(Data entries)

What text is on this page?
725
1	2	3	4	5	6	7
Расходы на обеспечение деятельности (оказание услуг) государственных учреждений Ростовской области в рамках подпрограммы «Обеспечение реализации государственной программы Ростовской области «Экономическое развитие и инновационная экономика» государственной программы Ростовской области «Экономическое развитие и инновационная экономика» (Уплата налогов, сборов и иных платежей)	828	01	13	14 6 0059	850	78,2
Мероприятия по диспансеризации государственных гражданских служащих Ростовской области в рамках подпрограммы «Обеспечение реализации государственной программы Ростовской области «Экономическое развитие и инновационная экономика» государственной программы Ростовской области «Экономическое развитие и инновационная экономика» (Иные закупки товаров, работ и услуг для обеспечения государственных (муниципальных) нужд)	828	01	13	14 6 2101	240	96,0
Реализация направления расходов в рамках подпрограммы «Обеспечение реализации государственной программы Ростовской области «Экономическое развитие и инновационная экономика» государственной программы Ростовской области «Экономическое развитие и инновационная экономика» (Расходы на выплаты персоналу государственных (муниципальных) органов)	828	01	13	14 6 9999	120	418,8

## What you need to do
Check each line of these records for the string "Расходы" and state only how many lines have it.

## Solution to the exercise
2